--- START ---
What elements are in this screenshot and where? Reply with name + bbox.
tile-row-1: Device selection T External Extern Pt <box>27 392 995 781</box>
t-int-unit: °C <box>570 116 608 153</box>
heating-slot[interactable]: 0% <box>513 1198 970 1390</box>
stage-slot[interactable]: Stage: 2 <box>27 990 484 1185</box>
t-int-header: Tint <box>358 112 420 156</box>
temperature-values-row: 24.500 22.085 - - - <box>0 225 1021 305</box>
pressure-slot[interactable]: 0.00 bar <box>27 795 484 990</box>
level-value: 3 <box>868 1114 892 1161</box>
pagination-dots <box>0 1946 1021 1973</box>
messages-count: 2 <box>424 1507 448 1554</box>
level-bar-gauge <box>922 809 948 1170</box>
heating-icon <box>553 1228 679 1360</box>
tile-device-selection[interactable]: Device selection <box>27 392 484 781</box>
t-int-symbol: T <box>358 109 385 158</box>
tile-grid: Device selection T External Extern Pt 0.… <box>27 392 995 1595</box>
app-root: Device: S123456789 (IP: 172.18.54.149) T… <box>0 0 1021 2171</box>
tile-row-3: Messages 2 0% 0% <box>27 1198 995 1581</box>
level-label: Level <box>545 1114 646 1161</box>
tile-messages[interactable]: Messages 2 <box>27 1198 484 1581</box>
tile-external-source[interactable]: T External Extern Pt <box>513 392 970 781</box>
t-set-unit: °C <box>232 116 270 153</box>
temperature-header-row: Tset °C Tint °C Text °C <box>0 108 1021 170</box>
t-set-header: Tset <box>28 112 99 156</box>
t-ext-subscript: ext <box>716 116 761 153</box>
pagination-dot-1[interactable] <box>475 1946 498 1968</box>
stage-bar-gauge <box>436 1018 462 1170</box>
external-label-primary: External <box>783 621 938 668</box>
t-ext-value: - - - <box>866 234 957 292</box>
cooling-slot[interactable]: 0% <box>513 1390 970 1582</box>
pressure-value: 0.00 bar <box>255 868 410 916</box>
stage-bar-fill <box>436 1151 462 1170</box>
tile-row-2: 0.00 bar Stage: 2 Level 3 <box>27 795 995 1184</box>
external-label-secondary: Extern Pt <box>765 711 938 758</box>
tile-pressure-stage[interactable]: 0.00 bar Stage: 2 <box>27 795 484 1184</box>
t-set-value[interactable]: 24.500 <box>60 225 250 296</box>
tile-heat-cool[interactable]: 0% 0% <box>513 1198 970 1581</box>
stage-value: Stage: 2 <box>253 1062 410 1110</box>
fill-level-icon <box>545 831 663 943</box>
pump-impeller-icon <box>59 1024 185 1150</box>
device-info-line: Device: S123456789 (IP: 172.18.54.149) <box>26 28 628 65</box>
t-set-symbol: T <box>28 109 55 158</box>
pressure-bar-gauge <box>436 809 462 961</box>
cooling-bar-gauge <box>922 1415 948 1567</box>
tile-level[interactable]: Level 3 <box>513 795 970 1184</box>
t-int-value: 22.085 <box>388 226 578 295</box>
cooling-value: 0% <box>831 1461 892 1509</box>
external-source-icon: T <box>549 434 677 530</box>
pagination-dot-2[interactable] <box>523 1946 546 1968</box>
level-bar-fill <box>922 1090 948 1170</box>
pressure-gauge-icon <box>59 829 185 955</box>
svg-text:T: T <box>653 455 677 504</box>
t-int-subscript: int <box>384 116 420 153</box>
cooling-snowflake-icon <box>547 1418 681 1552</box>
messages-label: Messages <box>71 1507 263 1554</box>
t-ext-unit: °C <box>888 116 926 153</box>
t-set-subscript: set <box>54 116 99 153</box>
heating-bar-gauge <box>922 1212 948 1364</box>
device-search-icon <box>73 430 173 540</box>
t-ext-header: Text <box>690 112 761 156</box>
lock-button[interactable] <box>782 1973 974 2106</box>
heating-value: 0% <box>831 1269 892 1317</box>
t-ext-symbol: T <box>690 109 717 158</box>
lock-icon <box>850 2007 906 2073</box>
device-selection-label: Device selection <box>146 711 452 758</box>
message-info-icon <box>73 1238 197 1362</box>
--- END ---
Return everything from the start of the data down to the line containing "stage-value: Stage: 2", inclusive, reproduced verbatim.

What elements are in this screenshot and where? Reply with name + bbox.
tile-row-1: Device selection T External Extern Pt <box>27 392 995 781</box>
t-int-unit: °C <box>570 116 608 153</box>
heating-slot[interactable]: 0% <box>513 1198 970 1390</box>
stage-slot[interactable]: Stage: 2 <box>27 990 484 1185</box>
t-int-header: Tint <box>358 112 420 156</box>
temperature-values-row: 24.500 22.085 - - - <box>0 225 1021 305</box>
pressure-slot[interactable]: 0.00 bar <box>27 795 484 990</box>
level-value: 3 <box>868 1114 892 1161</box>
pagination-dots <box>0 1946 1021 1973</box>
messages-count: 2 <box>424 1507 448 1554</box>
level-bar-gauge <box>922 809 948 1170</box>
heating-icon <box>553 1228 679 1360</box>
tile-device-selection[interactable]: Device selection <box>27 392 484 781</box>
t-int-symbol: T <box>358 109 385 158</box>
tile-grid: Device selection T External Extern Pt 0.… <box>27 392 995 1595</box>
app-root: Device: S123456789 (IP: 172.18.54.149) T… <box>0 0 1021 2171</box>
tile-row-3: Messages 2 0% 0% <box>27 1198 995 1581</box>
level-label: Level <box>545 1114 646 1161</box>
tile-messages[interactable]: Messages 2 <box>27 1198 484 1581</box>
tile-external-source[interactable]: T External Extern Pt <box>513 392 970 781</box>
t-set-unit: °C <box>232 116 270 153</box>
temperature-header-row: Tset °C Tint °C Text °C <box>0 108 1021 170</box>
t-set-header: Tset <box>28 112 99 156</box>
t-ext-subscript: ext <box>716 116 761 153</box>
pagination-dot-1[interactable] <box>475 1946 498 1968</box>
stage-bar-gauge <box>436 1018 462 1170</box>
external-label-primary: External <box>783 621 938 668</box>
t-ext-value: - - - <box>866 234 957 292</box>
cooling-slot[interactable]: 0% <box>513 1390 970 1582</box>
pressure-value: 0.00 bar <box>255 868 410 916</box>
stage-bar-fill <box>436 1151 462 1170</box>
tile-row-2: 0.00 bar Stage: 2 Level 3 <box>27 795 995 1184</box>
external-label-secondary: Extern Pt <box>765 711 938 758</box>
tile-pressure-stage[interactable]: 0.00 bar Stage: 2 <box>27 795 484 1184</box>
t-set-value[interactable]: 24.500 <box>60 225 250 296</box>
tile-heat-cool[interactable]: 0% 0% <box>513 1198 970 1581</box>
stage-value: Stage: 2 <box>253 1062 410 1110</box>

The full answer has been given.